WORK TO COMPLETE.
Review the lines that follow and copy each one that contains the word "name".

DATA LINES.
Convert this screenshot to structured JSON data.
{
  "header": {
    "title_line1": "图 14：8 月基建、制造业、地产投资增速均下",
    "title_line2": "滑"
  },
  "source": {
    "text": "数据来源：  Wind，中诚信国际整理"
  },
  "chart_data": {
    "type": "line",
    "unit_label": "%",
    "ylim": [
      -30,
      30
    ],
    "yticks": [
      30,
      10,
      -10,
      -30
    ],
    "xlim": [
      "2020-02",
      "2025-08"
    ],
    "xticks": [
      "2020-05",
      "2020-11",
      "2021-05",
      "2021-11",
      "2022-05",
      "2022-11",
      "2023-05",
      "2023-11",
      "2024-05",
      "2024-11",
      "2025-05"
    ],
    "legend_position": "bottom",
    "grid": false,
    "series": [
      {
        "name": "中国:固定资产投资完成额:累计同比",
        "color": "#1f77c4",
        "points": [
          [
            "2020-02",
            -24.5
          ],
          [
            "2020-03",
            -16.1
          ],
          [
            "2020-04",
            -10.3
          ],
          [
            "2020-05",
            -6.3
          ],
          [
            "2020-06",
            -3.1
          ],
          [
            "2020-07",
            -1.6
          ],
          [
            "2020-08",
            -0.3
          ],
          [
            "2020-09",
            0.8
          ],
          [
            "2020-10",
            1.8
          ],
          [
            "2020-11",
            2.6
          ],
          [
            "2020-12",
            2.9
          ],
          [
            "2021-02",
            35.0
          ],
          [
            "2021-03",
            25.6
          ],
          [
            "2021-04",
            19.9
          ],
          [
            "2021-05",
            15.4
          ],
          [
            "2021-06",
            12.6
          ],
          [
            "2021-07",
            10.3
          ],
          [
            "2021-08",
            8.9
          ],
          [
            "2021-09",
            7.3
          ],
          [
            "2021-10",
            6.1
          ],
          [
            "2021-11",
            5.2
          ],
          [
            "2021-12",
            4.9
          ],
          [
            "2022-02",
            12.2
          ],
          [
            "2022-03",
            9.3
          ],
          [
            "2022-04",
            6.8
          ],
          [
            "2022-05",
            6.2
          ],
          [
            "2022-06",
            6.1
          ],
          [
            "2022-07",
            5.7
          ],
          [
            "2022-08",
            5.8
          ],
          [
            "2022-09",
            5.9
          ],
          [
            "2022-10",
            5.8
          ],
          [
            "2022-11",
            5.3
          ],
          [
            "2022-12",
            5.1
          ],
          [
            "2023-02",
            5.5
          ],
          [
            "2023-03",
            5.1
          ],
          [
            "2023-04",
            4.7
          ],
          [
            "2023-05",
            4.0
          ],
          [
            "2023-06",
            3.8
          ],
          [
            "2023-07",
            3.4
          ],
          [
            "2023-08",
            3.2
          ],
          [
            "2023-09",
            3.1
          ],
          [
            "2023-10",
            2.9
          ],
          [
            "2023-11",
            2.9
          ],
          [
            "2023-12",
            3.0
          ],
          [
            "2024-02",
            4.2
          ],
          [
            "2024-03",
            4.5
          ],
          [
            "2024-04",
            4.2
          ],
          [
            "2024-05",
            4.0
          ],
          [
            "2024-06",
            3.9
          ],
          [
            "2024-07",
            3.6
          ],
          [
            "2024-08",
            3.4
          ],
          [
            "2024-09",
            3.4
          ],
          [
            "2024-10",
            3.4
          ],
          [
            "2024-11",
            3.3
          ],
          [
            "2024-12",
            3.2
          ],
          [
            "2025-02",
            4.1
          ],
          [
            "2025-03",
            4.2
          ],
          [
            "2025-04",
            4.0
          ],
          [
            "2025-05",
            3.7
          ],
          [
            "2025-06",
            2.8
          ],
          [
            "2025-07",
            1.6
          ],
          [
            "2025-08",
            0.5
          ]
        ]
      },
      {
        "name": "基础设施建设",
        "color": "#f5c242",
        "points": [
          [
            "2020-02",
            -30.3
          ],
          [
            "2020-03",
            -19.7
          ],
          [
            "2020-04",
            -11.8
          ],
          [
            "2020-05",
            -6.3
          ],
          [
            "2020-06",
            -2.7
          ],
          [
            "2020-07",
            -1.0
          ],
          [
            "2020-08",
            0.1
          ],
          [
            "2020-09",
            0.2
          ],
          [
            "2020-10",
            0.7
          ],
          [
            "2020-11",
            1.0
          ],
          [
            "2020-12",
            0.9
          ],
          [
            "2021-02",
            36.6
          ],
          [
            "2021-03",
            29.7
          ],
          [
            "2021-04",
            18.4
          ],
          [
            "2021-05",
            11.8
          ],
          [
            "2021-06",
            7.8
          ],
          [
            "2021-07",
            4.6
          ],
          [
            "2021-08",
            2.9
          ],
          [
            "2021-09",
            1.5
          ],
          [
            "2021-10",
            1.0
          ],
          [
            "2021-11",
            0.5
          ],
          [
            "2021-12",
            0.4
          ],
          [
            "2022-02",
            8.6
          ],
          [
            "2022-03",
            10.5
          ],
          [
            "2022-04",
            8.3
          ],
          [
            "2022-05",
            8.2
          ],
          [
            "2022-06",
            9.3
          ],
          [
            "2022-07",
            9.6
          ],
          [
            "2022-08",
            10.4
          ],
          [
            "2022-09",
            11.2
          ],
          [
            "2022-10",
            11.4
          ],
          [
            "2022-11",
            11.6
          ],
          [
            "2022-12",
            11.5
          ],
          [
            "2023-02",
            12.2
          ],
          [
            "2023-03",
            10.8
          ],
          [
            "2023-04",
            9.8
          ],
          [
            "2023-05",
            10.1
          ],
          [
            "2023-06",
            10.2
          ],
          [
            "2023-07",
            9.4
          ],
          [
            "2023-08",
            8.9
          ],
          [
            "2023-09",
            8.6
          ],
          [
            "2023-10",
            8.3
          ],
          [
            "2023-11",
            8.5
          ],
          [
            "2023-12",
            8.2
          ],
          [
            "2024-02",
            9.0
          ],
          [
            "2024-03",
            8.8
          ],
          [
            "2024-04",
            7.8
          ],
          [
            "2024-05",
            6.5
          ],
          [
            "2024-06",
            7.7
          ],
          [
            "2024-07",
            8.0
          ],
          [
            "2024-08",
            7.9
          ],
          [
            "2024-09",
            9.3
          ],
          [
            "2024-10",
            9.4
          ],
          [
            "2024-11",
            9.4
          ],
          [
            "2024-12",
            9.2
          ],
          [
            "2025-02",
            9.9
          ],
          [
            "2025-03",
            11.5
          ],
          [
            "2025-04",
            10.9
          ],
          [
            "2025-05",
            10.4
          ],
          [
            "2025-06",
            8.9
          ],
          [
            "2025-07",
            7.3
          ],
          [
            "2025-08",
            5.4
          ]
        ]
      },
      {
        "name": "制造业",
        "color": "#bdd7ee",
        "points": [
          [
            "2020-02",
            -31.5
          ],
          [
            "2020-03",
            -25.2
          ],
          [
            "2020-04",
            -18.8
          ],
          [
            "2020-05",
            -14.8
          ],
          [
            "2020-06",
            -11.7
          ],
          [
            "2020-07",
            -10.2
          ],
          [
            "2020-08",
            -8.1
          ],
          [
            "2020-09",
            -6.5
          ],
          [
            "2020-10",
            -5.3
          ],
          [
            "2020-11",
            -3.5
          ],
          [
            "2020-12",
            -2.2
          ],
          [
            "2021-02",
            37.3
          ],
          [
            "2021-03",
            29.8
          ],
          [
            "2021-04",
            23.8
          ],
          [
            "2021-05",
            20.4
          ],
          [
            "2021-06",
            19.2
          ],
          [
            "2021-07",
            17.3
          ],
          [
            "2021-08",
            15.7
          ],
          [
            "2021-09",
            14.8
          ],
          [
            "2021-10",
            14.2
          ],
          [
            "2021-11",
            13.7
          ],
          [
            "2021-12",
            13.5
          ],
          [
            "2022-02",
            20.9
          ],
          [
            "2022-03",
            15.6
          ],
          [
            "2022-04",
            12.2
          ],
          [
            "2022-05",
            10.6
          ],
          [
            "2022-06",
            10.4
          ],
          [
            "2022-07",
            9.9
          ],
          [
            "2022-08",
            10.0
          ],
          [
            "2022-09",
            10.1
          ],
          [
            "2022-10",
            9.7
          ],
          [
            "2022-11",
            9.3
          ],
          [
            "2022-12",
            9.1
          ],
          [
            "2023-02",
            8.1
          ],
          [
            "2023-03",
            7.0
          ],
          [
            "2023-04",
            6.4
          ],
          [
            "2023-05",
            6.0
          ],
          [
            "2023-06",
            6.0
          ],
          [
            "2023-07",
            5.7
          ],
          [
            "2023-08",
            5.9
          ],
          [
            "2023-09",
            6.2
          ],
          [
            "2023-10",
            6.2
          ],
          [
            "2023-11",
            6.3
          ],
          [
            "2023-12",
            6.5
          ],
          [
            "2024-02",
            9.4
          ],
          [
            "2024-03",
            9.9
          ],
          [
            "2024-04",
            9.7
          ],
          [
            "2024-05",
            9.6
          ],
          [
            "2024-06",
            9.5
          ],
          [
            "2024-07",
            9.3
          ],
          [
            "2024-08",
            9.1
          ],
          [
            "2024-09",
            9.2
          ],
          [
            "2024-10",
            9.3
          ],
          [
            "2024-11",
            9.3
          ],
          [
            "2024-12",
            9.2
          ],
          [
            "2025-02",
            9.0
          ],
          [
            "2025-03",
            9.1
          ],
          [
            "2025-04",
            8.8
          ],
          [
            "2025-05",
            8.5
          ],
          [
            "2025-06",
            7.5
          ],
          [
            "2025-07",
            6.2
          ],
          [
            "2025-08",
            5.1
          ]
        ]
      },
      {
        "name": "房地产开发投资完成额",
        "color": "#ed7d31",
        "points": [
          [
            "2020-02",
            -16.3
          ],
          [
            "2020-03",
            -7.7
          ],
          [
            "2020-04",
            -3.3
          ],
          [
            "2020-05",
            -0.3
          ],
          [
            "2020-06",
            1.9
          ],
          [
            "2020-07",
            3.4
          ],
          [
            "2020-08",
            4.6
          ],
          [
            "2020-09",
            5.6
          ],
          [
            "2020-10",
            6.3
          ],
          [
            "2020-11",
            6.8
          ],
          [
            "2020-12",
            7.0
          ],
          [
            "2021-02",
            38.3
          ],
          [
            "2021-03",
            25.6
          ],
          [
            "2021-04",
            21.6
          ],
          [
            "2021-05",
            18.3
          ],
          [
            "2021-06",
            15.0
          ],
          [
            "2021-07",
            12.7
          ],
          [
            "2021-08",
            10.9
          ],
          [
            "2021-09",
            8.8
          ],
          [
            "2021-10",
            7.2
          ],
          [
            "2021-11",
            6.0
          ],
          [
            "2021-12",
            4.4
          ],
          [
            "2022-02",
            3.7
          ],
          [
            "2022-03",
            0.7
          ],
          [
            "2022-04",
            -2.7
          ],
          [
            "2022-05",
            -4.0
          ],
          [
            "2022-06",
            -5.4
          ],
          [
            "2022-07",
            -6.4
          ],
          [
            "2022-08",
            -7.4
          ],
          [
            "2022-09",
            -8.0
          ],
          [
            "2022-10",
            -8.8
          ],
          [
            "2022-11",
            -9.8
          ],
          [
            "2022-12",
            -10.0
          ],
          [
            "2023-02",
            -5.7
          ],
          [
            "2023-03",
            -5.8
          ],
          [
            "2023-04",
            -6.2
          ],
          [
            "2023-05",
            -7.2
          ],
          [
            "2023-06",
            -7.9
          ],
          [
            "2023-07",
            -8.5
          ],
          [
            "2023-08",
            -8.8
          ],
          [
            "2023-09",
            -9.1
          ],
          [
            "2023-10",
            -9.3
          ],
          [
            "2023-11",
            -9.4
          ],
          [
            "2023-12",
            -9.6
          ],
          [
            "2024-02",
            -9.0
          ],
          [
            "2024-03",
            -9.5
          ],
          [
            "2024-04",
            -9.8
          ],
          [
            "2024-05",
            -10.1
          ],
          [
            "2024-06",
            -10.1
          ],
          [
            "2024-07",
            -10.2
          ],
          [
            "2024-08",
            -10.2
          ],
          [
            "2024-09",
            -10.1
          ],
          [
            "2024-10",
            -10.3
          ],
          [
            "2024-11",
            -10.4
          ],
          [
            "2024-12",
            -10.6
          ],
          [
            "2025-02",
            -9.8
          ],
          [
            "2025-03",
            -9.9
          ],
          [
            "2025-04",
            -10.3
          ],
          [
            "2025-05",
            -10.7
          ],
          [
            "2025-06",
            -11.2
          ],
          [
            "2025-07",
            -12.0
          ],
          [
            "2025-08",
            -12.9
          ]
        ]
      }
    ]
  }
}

RESULT.
        "name": "中国:固定资产投资完成额:累计同比",
        "name": "基础设施建设",
        "name": "制造业",
        "name": "房地产开发投资完成额",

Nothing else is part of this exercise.